WRITTEN TASK: Restate the entries below verbatim.

GIVEN INFORMATION:
** start **

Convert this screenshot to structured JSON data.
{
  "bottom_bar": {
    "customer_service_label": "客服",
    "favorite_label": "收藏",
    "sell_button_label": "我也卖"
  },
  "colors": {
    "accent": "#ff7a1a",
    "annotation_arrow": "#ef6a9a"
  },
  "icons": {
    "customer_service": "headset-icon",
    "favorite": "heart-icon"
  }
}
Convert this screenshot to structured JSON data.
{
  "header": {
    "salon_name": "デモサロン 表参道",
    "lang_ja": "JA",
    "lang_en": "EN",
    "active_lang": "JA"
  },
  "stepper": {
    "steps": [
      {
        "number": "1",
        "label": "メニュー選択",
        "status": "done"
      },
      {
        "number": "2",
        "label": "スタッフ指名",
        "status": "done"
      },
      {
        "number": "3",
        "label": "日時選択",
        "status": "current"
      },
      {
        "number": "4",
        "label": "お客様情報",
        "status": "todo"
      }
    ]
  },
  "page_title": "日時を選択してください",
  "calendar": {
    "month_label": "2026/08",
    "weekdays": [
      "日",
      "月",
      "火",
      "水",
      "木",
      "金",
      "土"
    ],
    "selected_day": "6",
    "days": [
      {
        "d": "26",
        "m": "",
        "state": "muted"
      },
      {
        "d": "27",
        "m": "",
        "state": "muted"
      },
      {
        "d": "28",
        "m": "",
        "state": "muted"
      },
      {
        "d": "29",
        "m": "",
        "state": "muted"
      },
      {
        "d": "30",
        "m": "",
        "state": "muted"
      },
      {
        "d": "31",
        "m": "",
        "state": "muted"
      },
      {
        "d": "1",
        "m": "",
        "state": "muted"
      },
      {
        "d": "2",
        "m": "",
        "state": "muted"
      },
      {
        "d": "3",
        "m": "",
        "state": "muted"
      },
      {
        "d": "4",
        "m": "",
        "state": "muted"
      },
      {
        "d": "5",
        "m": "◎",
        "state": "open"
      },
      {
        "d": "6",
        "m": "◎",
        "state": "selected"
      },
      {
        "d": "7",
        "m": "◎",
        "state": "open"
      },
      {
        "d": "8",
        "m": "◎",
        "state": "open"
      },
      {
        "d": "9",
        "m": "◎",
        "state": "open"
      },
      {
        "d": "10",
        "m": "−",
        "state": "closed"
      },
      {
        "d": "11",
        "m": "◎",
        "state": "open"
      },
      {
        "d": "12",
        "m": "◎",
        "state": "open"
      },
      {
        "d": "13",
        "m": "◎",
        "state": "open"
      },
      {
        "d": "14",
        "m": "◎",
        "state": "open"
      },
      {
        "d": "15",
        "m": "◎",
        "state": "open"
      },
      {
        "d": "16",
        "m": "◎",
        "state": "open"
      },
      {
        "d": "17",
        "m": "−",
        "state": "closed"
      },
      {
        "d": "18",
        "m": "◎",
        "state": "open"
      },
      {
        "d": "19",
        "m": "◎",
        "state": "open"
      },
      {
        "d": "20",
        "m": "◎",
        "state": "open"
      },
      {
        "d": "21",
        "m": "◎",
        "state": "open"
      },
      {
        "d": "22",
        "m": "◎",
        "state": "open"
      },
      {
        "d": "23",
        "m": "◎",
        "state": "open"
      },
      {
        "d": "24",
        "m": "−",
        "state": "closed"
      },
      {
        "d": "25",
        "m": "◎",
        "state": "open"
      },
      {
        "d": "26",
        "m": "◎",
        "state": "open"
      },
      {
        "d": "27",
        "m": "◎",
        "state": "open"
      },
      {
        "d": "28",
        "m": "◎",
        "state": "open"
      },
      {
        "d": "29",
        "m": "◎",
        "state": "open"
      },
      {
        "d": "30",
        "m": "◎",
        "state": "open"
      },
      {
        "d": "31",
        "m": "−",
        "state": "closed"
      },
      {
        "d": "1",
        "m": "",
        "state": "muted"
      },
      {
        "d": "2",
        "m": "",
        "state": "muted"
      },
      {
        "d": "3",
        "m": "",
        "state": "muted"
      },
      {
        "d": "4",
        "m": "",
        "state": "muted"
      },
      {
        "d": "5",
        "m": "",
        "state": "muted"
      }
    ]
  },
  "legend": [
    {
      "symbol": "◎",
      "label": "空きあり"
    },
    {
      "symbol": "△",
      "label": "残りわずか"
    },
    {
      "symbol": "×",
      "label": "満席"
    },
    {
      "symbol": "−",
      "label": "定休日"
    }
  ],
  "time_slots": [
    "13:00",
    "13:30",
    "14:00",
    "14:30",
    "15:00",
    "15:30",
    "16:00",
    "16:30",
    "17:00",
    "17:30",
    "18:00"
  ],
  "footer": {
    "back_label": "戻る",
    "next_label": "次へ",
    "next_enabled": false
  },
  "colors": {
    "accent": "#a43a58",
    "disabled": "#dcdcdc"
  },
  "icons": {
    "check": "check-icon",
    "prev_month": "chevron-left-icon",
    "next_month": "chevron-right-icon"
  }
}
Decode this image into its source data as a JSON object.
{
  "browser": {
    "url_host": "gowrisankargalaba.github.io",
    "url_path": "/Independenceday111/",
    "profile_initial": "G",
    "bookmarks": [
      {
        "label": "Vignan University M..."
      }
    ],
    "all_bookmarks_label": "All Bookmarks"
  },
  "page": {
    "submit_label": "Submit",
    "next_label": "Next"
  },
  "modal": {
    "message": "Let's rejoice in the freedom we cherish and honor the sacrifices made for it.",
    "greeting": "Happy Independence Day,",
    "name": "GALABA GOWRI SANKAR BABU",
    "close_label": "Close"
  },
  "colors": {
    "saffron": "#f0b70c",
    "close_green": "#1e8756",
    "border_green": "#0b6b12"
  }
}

** end **

ANSWER TO THE PROBLEM:
Convert this screenshot to structured JSON data.
{
  "bottom_bar": {
    "customer_service_label": "客服",
    "favorite_label": "收藏",
    "sell_button_label": "我也卖"
  },
  "colors": {
    "accent": "#ff7a1a",
    "annotation_arrow": "#ef6a9a"
  },
  "icons": {
    "customer_service": "headset-icon",
    "favorite": "heart-icon"
  }
}
Convert this screenshot to structured JSON data.
{
  "header": {
    "salon_name": "デモサロン 表参道",
    "lang_ja": "JA",
    "lang_en": "EN",
    "active_lang": "JA"
  },
  "stepper": {
    "steps": [
      {
        "number": "1",
        "label": "メニュー選択",
        "status": "done"
      },
      {
        "number": "2",
        "label": "スタッフ指名",
        "status": "done"
      },
      {
        "number": "3",
        "label": "日時選択",
        "status": "current"
      },
      {
        "number": "4",
        "label": "お客様情報",
        "status": "todo"
      }
    ]
  },
  "page_title": "日時を選択してください",
  "calendar": {
    "month_label": "2026/08",
    "weekdays": [
      "日",
      "月",
      "火",
      "水",
      "木",
      "金",
      "土"
    ],
    "selected_day": "6",
    "days": [
      {
        "d": "26",
        "m": "",
        "state": "muted"
      },
      {
        "d": "27",
        "m": "",
        "state": "muted"
      },
      {
        "d": "28",
        "m": "",
        "state": "muted"
      },
      {
        "d": "29",
        "m": "",
        "state": "muted"
      },
      {
        "d": "30",
        "m": "",
        "state": "muted"
      },
      {
        "d": "31",
        "m": "",
        "state": "muted"
      },
      {
        "d": "1",
        "m": "",
        "state": "muted"
      },
      {
        "d": "2",
        "m": "",
        "state": "muted"
      },
      {
        "d": "3",
        "m": "",
        "state": "muted"
      },
      {
        "d": "4",
        "m": "",
        "state": "muted"
      },
      {
        "d": "5",
        "m": "◎",
        "state": "open"
      },
      {
        "d": "6",
        "m": "◎",
        "state": "selected"
      },
      {
        "d": "7",
        "m": "◎",
        "state": "open"
      },
      {
        "d": "8",
        "m": "◎",
        "state": "open"
      },
      {
        "d": "9",
        "m": "◎",
        "state": "open"
      },
      {
        "d": "10",
        "m": "−",
        "state": "closed"
      },
      {
        "d": "11",
        "m": "◎",
        "state": "open"
      },
      {
        "d": "12",
        "m": "◎",
        "state": "open"
      },
      {
        "d": "13",
        "m": "◎",
        "state": "open"
      },
      {
        "d": "14",
        "m": "◎",
        "state": "open"
      },
      {
        "d": "15",
        "m": "◎",
        "state": "open"
      },
      {
        "d": "16",
        "m": "◎",
        "state": "open"
      },
      {
        "d": "17",
        "m": "−",
        "state": "closed"
      },
      {
        "d": "18",
        "m": "◎",
        "state": "open"
      },
      {
        "d": "19",
        "m": "◎",
        "state": "open"
      },
      {
        "d": "20",
        "m": "◎",
        "state": "open"
      },
      {
        "d": "21",
        "m": "◎",
        "state": "open"
      },
      {
        "d": "22",
        "m": "◎",
        "state": "open"
      },
      {
        "d": "23",
        "m": "◎",
        "state": "open"
      },
      {
        "d": "24",
        "m": "−",
        "state": "closed"
      },
      {
        "d": "25",
        "m": "◎",
        "state": "open"
      },
      {
        "d": "26",
        "m": "◎",
        "state": "open"
      },
      {
        "d": "27",
        "m": "◎",
        "state": "open"
      },
      {
        "d": "28",
        "m": "◎",
        "state": "open"
      },
      {
        "d": "29",
        "m": "◎",
        "state": "open"
      },
      {
        "d": "30",
        "m": "◎",
        "state": "open"
      },
      {
        "d": "31",
        "m": "−",
        "state": "closed"
      },
      {
        "d": "1",
        "m": "",
        "state": "muted"
      },
      {
        "d": "2",
        "m": "",
        "state": "muted"
      },
      {
        "d": "3",
        "m": "",
        "state": "muted"
      },
      {
        "d": "4",
        "m": "",
        "state": "muted"
      },
      {
        "d": "5",
        "m": "",
        "state": "muted"
      }
    ]
  },
  "legend": [
    {
      "symbol": "◎",
      "label": "空きあり"
    },
    {
      "symbol": "△",
      "label": "残りわずか"
    },
    {
      "symbol": "×",
      "label": "満席"
    },
    {
      "symbol": "−",
      "label": "定休日"
    }
  ],
  "time_slots": [
    "13:00",
    "13:30",
    "14:00",
    "14:30",
    "15:00",
    "15:30",
    "16:00",
    "16:30",
    "17:00",
    "17:30",
    "18:00"
  ],
  "footer": {
    "back_label": "戻る",
    "next_label": "次へ",
    "next_enabled": false
  },
  "colors": {
    "accent": "#a43a58",
    "disabled": "#dcdcdc"
  },
  "icons": {
    "check": "check-icon",
    "prev_month": "chevron-left-icon",
    "next_month": "chevron-right-icon"
  }
}
Decode this image into its source data as a JSON object.
{
  "browser": {
    "url_host": "gowrisankargalaba.github.io",
    "url_path": "/Independenceday111/",
    "profile_initial": "G",
    "bookmarks": [
      {
        "label": "Vignan University M..."
      }
    ],
    "all_bookmarks_label": "All Bookmarks"
  },
  "page": {
    "submit_label": "Submit",
    "next_label": "Next"
  },
  "modal": {
    "message": "Let's rejoice in the freedom we cherish and honor the sacrifices made for it.",
    "greeting": "Happy Independence Day,",
    "name": "GALABA GOWRI SANKAR BABU",
    "close_label": "Close"
  },
  "colors": {
    "saffron": "#f0b70c",
    "close_green": "#1e8756",
    "border_green": "#0b6b12"
  }
}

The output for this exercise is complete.